>> start Material for this exercise

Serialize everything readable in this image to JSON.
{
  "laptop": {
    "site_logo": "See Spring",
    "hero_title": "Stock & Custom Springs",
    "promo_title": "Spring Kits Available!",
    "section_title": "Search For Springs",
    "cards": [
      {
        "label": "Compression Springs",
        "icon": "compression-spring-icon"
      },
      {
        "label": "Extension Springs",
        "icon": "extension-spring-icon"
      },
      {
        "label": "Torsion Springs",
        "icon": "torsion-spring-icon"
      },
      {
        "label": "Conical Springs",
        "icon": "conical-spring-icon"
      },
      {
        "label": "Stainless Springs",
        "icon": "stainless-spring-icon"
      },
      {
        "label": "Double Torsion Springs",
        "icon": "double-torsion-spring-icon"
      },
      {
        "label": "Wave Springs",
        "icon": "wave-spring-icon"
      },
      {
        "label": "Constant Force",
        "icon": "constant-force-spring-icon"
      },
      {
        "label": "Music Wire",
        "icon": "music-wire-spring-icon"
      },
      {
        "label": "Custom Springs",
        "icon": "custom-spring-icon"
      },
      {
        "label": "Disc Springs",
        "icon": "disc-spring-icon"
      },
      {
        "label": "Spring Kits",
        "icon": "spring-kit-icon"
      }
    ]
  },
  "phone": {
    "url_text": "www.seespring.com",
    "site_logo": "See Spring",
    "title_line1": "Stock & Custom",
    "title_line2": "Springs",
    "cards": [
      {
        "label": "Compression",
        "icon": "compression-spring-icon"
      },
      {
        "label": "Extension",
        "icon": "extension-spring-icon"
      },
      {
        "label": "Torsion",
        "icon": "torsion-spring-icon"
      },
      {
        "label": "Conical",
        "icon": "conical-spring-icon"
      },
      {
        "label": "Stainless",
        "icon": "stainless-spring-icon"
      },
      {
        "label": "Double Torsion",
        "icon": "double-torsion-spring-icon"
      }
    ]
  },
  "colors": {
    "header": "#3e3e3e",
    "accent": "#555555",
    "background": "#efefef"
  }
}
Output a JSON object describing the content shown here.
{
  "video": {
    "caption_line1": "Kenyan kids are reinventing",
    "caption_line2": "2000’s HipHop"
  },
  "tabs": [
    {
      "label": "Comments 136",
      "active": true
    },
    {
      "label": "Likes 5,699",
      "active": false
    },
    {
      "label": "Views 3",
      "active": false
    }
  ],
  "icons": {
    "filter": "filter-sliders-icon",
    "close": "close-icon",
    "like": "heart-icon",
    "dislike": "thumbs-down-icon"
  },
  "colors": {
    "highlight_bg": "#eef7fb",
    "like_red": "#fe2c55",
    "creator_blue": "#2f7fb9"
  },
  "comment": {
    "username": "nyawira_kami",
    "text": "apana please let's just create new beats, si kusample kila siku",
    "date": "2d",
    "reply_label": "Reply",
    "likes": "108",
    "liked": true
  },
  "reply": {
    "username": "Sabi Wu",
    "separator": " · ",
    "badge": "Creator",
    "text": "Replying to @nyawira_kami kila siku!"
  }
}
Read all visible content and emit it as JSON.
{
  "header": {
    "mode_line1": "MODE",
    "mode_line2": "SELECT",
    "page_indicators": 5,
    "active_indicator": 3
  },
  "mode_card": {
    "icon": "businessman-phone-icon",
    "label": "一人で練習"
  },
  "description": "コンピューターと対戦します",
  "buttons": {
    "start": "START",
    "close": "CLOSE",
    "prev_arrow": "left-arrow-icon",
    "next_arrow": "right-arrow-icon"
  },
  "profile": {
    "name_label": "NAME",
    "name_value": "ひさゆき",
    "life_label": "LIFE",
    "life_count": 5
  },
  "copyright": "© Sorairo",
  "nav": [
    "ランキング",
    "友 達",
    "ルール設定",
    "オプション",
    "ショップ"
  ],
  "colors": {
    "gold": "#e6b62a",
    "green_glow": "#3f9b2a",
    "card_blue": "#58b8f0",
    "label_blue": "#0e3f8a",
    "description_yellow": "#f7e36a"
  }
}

>> end Material for this exercise

What to produce: Nothing should be left out: repeat all of the data exactly.

Response to this task:
Serialize everything readable in this image to JSON.
{
  "laptop": {
    "site_logo": "See Spring",
    "hero_title": "Stock & Custom Springs",
    "promo_title": "Spring Kits Available!",
    "section_title": "Search For Springs",
    "cards": [
      {
        "label": "Compression Springs",
        "icon": "compression-spring-icon"
      },
      {
        "label": "Extension Springs",
        "icon": "extension-spring-icon"
      },
      {
        "label": "Torsion Springs",
        "icon": "torsion-spring-icon"
      },
      {
        "label": "Conical Springs",
        "icon": "conical-spring-icon"
      },
      {
        "label": "Stainless Springs",
        "icon": "stainless-spring-icon"
      },
      {
        "label": "Double Torsion Springs",
        "icon": "double-torsion-spring-icon"
      },
      {
        "label": "Wave Springs",
        "icon": "wave-spring-icon"
      },
      {
        "label": "Constant Force",
        "icon": "constant-force-spring-icon"
      },
      {
        "label": "Music Wire",
        "icon": "music-wire-spring-icon"
      },
      {
        "label": "Custom Springs",
        "icon": "custom-spring-icon"
      },
      {
        "label": "Disc Springs",
        "icon": "disc-spring-icon"
      },
      {
        "label": "Spring Kits",
        "icon": "spring-kit-icon"
      }
    ]
  },
  "phone": {
    "url_text": "www.seespring.com",
    "site_logo": "See Spring",
    "title_line1": "Stock & Custom",
    "title_line2": "Springs",
    "cards": [
      {
        "label": "Compression",
        "icon": "compression-spring-icon"
      },
      {
        "label": "Extension",
        "icon": "extension-spring-icon"
      },
      {
        "label": "Torsion",
        "icon": "torsion-spring-icon"
      },
      {
        "label": "Conical",
        "icon": "conical-spring-icon"
      },
      {
        "label": "Stainless",
        "icon": "stainless-spring-icon"
      },
      {
        "label": "Double Torsion",
        "icon": "double-torsion-spring-icon"
      }
    ]
  },
  "colors": {
    "header": "#3e3e3e",
    "accent": "#555555",
    "background": "#efefef"
  }
}
Output a JSON object describing the content shown here.
{
  "video": {
    "caption_line1": "Kenyan kids are reinventing",
    "caption_line2": "2000’s HipHop"
  },
  "tabs": [
    {
      "label": "Comments 136",
      "active": true
    },
    {
      "label": "Likes 5,699",
      "active": false
    },
    {
      "label": "Views 3",
      "active": false
    }
  ],
  "icons": {
    "filter": "filter-sliders-icon",
    "close": "close-icon",
    "like": "heart-icon",
    "dislike": "thumbs-down-icon"
  },
  "colors": {
    "highlight_bg": "#eef7fb",
    "like_red": "#fe2c55",
    "creator_blue": "#2f7fb9"
  },
  "comment": {
    "username": "nyawira_kami",
    "text": "apana please let's just create new beats, si kusample kila siku",
    "date": "2d",
    "reply_label": "Reply",
    "likes": "108",
    "liked": true
  },
  "reply": {
    "username": "Sabi Wu",
    "separator": " · ",
    "badge": "Creator",
    "text": "Replying to @nyawira_kami kila siku!"
  }
}
Read all visible content and emit it as JSON.
{
  "header": {
    "mode_line1": "MODE",
    "mode_line2": "SELECT",
    "page_indicators": 5,
    "active_indicator": 3
  },
  "mode_card": {
    "icon": "businessman-phone-icon",
    "label": "一人で練習"
  },
  "description": "コンピューターと対戦します",
  "buttons": {
    "start": "START",
    "close": "CLOSE",
    "prev_arrow": "left-arrow-icon",
    "next_arrow": "right-arrow-icon"
  },
  "profile": {
    "name_label": "NAME",
    "name_value": "ひさゆき",
    "life_label": "LIFE",
    "life_count": 5
  },
  "copyright": "© Sorairo",
  "nav": [
    "ランキング",
    "友 達",
    "ルール設定",
    "オプション",
    "ショップ"
  ],
  "colors": {
    "gold": "#e6b62a",
    "green_glow": "#3f9b2a",
    "card_blue": "#58b8f0",
    "label_blue": "#0e3f8a",
    "description_yellow": "#f7e36a"
  }
}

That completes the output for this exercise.